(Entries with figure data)
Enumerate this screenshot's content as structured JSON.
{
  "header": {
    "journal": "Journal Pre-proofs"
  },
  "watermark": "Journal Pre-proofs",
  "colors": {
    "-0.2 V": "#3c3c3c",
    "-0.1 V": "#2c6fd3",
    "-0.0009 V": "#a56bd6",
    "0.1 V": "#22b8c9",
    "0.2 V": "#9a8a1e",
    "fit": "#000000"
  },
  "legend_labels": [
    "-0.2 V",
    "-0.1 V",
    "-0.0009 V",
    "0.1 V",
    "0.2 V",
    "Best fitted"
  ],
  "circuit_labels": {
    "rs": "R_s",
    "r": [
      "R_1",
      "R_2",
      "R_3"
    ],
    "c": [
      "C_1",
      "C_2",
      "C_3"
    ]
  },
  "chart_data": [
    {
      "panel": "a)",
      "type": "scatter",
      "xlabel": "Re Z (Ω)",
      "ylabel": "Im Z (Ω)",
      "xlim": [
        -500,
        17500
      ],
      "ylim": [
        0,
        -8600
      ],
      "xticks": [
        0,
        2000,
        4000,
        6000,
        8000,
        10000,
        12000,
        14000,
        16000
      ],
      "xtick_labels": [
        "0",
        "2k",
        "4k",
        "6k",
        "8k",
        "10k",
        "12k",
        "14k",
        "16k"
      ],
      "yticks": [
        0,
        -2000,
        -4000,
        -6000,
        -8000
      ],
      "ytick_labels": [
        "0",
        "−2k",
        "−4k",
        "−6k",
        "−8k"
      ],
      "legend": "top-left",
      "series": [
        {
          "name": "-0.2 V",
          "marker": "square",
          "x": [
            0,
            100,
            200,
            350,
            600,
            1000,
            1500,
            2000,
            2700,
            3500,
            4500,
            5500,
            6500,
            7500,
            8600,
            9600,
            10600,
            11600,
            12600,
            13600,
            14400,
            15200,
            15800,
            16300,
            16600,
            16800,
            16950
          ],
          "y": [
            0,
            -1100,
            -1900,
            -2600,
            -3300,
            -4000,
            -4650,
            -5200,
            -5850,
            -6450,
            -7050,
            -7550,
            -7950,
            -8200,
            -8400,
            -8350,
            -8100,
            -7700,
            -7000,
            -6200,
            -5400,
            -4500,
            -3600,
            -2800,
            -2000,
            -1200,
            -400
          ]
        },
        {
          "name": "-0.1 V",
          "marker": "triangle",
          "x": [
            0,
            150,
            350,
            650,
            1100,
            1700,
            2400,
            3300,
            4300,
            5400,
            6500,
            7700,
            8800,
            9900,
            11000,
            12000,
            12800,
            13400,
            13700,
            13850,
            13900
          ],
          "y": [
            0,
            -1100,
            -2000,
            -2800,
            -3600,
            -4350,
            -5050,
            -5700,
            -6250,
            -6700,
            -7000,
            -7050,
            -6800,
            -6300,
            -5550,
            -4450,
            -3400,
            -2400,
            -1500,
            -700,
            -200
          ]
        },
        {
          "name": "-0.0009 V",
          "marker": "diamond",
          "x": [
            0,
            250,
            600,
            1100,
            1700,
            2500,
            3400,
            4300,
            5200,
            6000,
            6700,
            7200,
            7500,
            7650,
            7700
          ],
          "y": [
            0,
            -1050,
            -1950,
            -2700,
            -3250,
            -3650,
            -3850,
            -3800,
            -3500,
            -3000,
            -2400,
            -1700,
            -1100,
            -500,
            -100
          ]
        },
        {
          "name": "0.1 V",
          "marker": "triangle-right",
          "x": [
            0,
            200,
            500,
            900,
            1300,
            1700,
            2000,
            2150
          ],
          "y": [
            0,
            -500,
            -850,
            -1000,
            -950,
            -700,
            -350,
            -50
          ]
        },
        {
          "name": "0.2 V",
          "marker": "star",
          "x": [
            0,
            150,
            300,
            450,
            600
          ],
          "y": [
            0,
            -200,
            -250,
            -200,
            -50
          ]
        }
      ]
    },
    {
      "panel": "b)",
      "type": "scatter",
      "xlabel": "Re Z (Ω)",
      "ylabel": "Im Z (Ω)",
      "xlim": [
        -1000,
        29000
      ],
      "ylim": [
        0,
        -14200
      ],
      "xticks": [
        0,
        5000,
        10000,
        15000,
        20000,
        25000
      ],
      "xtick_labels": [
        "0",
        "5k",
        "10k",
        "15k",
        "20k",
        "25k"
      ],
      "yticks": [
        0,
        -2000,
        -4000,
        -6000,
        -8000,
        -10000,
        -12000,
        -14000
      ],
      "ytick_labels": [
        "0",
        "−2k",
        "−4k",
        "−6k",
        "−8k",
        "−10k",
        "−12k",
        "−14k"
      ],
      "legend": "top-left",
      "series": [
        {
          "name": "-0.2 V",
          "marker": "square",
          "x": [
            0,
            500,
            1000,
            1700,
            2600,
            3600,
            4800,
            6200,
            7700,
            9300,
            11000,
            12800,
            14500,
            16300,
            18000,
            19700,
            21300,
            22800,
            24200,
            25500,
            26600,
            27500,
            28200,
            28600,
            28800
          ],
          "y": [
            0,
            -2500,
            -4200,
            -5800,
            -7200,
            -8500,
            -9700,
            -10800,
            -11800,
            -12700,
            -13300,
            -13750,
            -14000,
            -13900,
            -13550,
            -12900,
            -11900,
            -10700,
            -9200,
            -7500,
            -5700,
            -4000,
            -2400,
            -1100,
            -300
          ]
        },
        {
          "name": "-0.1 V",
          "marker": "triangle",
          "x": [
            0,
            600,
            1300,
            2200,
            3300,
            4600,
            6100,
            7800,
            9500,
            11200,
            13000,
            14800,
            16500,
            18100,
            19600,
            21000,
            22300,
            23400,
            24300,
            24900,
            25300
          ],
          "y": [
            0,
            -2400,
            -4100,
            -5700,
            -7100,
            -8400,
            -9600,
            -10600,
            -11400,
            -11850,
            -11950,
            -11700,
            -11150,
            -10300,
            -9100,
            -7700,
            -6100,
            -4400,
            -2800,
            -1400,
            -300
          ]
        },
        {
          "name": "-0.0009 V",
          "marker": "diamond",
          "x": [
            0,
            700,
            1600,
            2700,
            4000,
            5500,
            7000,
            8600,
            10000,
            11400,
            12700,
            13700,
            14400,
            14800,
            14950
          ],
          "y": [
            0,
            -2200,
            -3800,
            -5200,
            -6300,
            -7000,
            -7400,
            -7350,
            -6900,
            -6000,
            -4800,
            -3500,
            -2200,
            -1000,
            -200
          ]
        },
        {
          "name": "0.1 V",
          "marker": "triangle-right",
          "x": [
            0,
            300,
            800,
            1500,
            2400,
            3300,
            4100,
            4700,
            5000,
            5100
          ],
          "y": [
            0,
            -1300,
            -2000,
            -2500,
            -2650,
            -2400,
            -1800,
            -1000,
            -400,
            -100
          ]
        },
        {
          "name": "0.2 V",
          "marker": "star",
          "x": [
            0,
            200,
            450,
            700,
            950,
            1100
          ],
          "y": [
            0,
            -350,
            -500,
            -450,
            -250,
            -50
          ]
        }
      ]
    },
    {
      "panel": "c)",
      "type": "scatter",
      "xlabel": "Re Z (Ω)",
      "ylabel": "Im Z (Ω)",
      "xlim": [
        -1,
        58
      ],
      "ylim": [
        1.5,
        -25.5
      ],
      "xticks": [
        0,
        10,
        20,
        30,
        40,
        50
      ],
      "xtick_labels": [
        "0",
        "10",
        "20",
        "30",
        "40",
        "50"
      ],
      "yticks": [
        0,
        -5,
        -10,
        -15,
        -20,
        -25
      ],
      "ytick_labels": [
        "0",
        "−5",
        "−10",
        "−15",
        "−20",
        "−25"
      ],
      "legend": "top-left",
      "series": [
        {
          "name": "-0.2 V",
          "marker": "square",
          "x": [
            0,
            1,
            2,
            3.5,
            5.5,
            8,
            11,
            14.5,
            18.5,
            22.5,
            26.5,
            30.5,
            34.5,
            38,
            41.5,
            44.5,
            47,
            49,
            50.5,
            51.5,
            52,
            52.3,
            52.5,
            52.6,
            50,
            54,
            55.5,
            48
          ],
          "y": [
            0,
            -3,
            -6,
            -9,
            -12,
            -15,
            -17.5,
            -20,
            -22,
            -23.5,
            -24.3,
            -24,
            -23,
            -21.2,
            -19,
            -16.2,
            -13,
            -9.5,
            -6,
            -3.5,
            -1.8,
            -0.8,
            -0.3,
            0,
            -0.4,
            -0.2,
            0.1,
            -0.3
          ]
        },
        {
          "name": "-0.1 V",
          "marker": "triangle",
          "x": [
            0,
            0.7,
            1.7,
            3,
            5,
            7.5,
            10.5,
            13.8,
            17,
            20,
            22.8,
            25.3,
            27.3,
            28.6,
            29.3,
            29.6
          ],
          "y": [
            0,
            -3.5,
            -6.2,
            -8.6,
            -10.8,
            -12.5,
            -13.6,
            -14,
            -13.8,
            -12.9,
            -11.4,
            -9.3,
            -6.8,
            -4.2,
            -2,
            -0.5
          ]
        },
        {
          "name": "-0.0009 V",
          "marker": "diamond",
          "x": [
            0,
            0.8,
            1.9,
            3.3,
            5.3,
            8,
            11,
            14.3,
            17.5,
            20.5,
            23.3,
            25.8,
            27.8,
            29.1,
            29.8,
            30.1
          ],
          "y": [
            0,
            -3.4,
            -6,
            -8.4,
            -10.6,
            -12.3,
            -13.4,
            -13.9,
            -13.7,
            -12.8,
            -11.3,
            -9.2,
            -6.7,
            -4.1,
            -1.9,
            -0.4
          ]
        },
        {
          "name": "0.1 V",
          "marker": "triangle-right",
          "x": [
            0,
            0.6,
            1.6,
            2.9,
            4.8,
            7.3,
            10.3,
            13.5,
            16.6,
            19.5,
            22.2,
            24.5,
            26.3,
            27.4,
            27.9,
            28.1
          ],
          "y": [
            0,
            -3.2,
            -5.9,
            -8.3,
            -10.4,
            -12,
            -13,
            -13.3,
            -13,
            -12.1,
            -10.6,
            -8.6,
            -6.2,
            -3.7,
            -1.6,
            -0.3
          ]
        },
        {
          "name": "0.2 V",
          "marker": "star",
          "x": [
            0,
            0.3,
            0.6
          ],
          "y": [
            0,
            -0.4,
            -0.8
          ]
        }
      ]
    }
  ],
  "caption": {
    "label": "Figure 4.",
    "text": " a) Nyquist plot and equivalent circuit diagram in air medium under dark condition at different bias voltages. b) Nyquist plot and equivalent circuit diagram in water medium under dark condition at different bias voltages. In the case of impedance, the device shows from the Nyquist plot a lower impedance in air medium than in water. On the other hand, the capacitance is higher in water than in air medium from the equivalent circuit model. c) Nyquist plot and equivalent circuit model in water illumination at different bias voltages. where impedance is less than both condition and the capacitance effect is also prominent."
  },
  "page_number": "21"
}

#### [Description of the task]
All lines of the data above that include the word "proofs" must be shown.

#### [Written response]
    "journal": "Journal Pre-proofs"
  "watermark": "Journal Pre-proofs",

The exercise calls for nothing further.